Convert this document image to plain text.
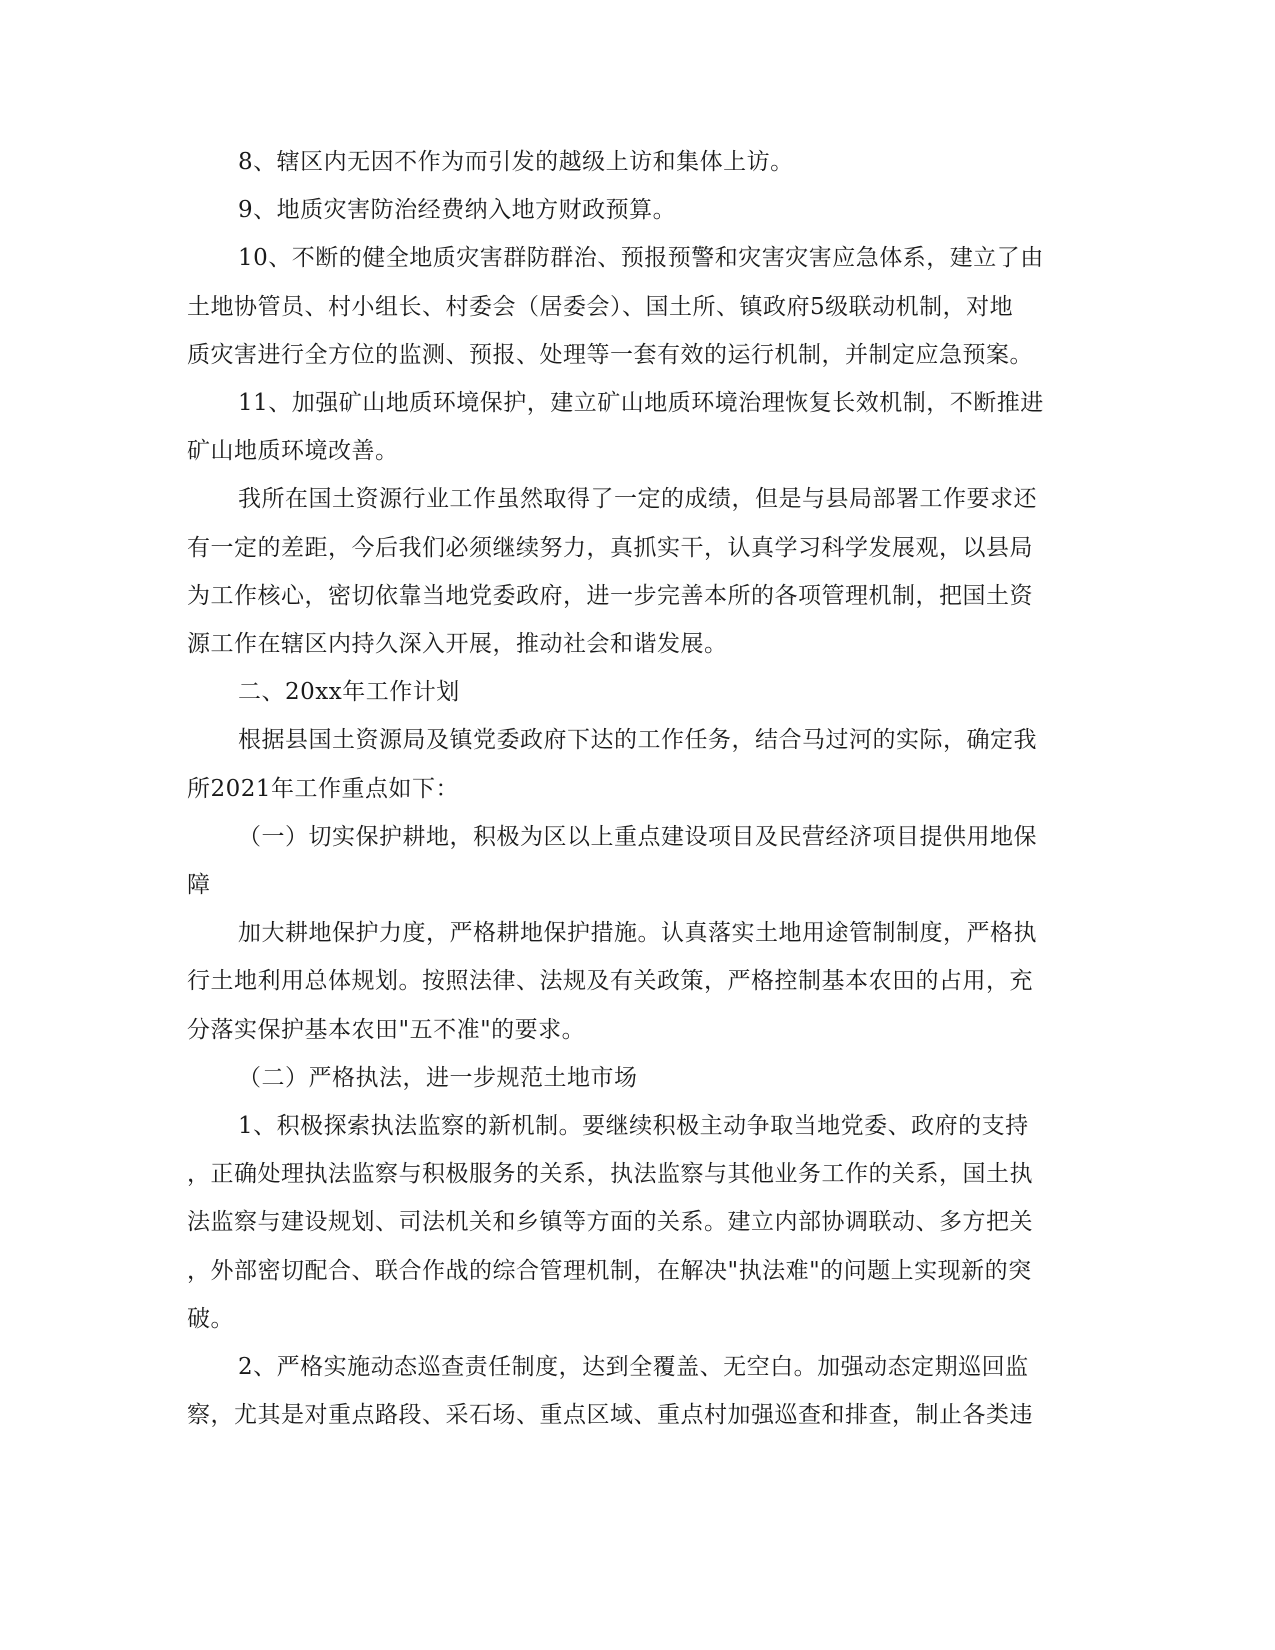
8、辖区内无因不作为而引发的越级上访和集体上访。

9、地质灾害防治经费纳入地方财政预算。

10、不断的健全地质灾害群防群治、预报预警和灾害灾害应急体系，建立了由
土地协管员、村小组长、村委会（居委会）、国土所、镇政府5级联动机制，对地
质灾害进行全方位的监测、预报、处理等一套有效的运行机制，并制定应急预案。

11、加强矿山地质环境保护，建立矿山地质环境治理恢复长效机制，不断推进
矿山地质环境改善。

我所在国土资源行业工作虽然取得了一定的成绩，但是与县局部署工作要求还
有一定的差距，今后我们必须继续努力，真抓实干，认真学习科学发展观，以县局
为工作核心，密切依靠当地党委政府，进一步完善本所的各项管理机制，把国土资
源工作在辖区内持久深入开展，推动社会和谐发展。

二、20xx年工作计划

根据县国土资源局及镇党委政府下达的工作任务，结合马过河的实际，确定我
所2021年工作重点如下：

（一）切实保护耕地，积极为区以上重点建设项目及民营经济项目提供用地保
障

加大耕地保护力度，严格耕地保护措施。认真落实土地用途管制制度，严格执
行土地利用总体规划。按照法律、法规及有关政策，严格控制基本农田的占用，充
分落实保护基本农田"五不准"的要求。

（二）严格执法，进一步规范土地市场

1、积极探索执法监察的新机制。要继续积极主动争取当地党委、政府的支持
，正确处理执法监察与积极服务的关系，执法监察与其他业务工作的关系，国土执
法监察与建设规划、司法机关和乡镇等方面的关系。建立内部协调联动、多方把关
，外部密切配合、联合作战的综合管理机制，在解决"执法难"的问题上实现新的突
破。

2、严格实施动态巡查责任制度，达到全覆盖、无空白。加强动态定期巡回监
察，尤其是对重点路段、采石场、重点区域、重点村加强巡查和排查，制止各类违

* TASK PROMPT *
Pictures don't belong in the copy. Transcribe every record exactly as it appears.

* ANSWER TO THE TASK *
Convert this document image to plain text.
8、辖区内无因不作为而引发的越级上访和集体上访。

9、地质灾害防治经费纳入地方财政预算。

10、不断的健全地质灾害群防群治、预报预警和灾害灾害应急体系，建立了由
土地协管员、村小组长、村委会（居委会）、国土所、镇政府5级联动机制，对地
质灾害进行全方位的监测、预报、处理等一套有效的运行机制，并制定应急预案。

11、加强矿山地质环境保护，建立矿山地质环境治理恢复长效机制，不断推进
矿山地质环境改善。

我所在国土资源行业工作虽然取得了一定的成绩，但是与县局部署工作要求还
有一定的差距，今后我们必须继续努力，真抓实干，认真学习科学发展观，以县局
为工作核心，密切依靠当地党委政府，进一步完善本所的各项管理机制，把国土资
源工作在辖区内持久深入开展，推动社会和谐发展。

二、20xx年工作计划

根据县国土资源局及镇党委政府下达的工作任务，结合马过河的实际，确定我
所2021年工作重点如下：

（一）切实保护耕地，积极为区以上重点建设项目及民营经济项目提供用地保
障

加大耕地保护力度，严格耕地保护措施。认真落实土地用途管制制度，严格执
行土地利用总体规划。按照法律、法规及有关政策，严格控制基本农田的占用，充
分落实保护基本农田"五不准"的要求。

（二）严格执法，进一步规范土地市场

1、积极探索执法监察的新机制。要继续积极主动争取当地党委、政府的支持
，正确处理执法监察与积极服务的关系，执法监察与其他业务工作的关系，国土执
法监察与建设规划、司法机关和乡镇等方面的关系。建立内部协调联动、多方把关
，外部密切配合、联合作战的综合管理机制，在解决"执法难"的问题上实现新的突
破。

2、严格实施动态巡查责任制度，达到全覆盖、无空白。加强动态定期巡回监
察，尤其是对重点路段、采石场、重点区域、重点村加强巡查和排查，制止各类违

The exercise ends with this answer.